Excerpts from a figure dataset
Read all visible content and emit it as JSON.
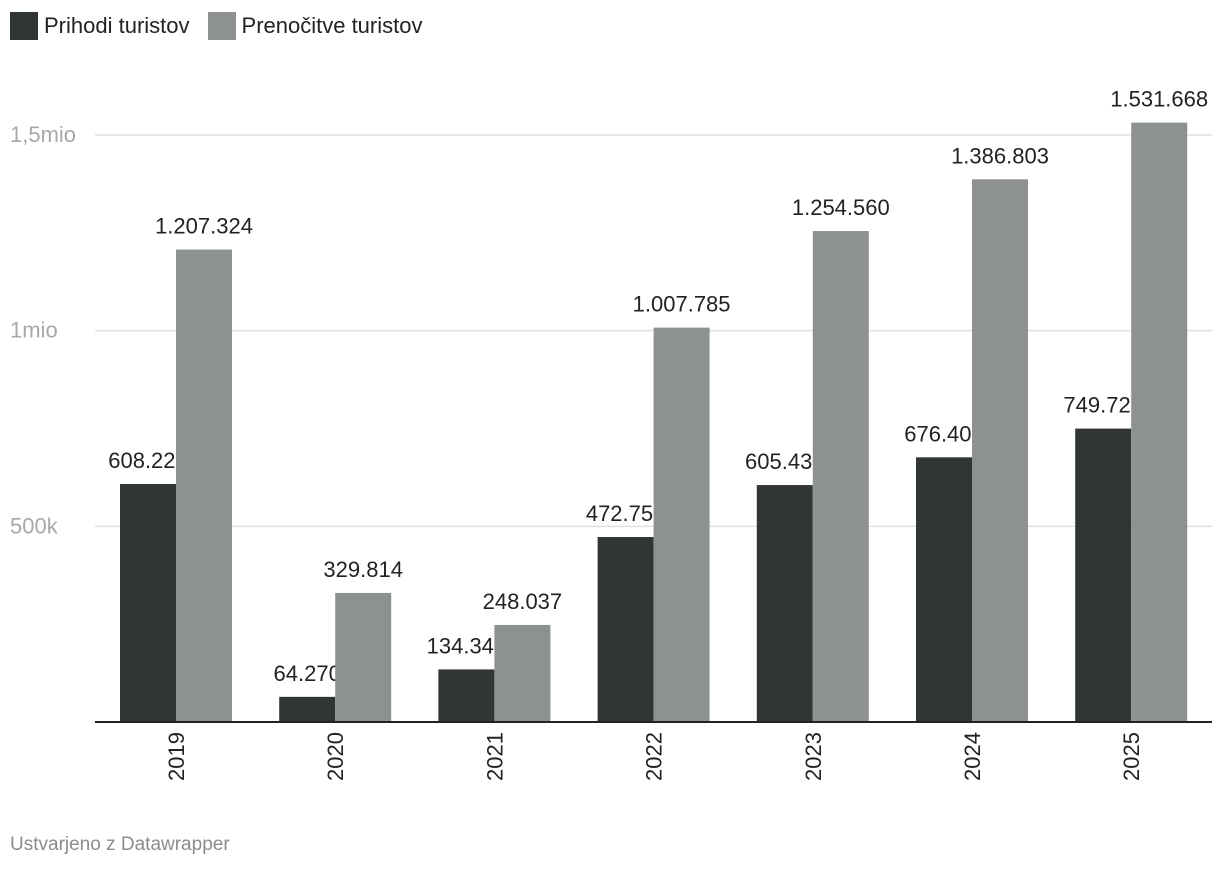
{
  "chart_data": {
    "type": "bar",
    "title": "",
    "xlabel": "",
    "ylabel": "",
    "categories": [
      "2019",
      "2020",
      "2021",
      "2022",
      "2023",
      "2024",
      "2025"
    ],
    "series": [
      {
        "name": "Prihodi turistov",
        "color": "#303636",
        "values": [
          608229,
          64270,
          134342,
          472751,
          605437,
          676409,
          749729
        ],
        "labels": [
          "608.229",
          "64.270",
          "134.342",
          "472.751",
          "605.437",
          "676.409",
          "749.729"
        ]
      },
      {
        "name": "Prenočitve turistov",
        "color": "#8d9291",
        "values": [
          1207324,
          329814,
          248037,
          1007785,
          1254560,
          1386803,
          1531668
        ],
        "labels": [
          "1.207.324",
          "329.814",
          "248.037",
          "1.007.785",
          "1.254.560",
          "1.386.803",
          "1.531.668"
        ]
      }
    ],
    "yticks": [
      {
        "value": 500000,
        "label": "500k"
      },
      {
        "value": 1000000,
        "label": "1mio"
      },
      {
        "value": 1500000,
        "label": "1,5mio"
      }
    ],
    "ylim": [
      0,
      1500000
    ],
    "grid": true,
    "legend": "top-left"
  },
  "footer": {
    "credit": "Ustvarjeno z Datawrapper"
  }
}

**TASK PROMPT:** Copy out each line word for word, please, skipping the images.

**RESULT OF THE TASK:**
Read all visible content and emit it as JSON.
{
  "chart_data": {
    "type": "bar",
    "title": "",
    "xlabel": "",
    "ylabel": "",
    "categories": [
      "2019",
      "2020",
      "2021",
      "2022",
      "2023",
      "2024",
      "2025"
    ],
    "series": [
      {
        "name": "Prihodi turistov",
        "color": "#303636",
        "values": [
          608229,
          64270,
          134342,
          472751,
          605437,
          676409,
          749729
        ],
        "labels": [
          "608.229",
          "64.270",
          "134.342",
          "472.751",
          "605.437",
          "676.409",
          "749.729"
        ]
      },
      {
        "name": "Prenočitve turistov",
        "color": "#8d9291",
        "values": [
          1207324,
          329814,
          248037,
          1007785,
          1254560,
          1386803,
          1531668
        ],
        "labels": [
          "1.207.324",
          "329.814",
          "248.037",
          "1.007.785",
          "1.254.560",
          "1.386.803",
          "1.531.668"
        ]
      }
    ],
    "yticks": [
      {
        "value": 500000,
        "label": "500k"
      },
      {
        "value": 1000000,
        "label": "1mio"
      },
      {
        "value": 1500000,
        "label": "1,5mio"
      }
    ],
    "ylim": [
      0,
      1500000
    ],
    "grid": true,
    "legend": "top-left"
  },
  "footer": {
    "credit": "Ustvarjeno z Datawrapper"
  }
}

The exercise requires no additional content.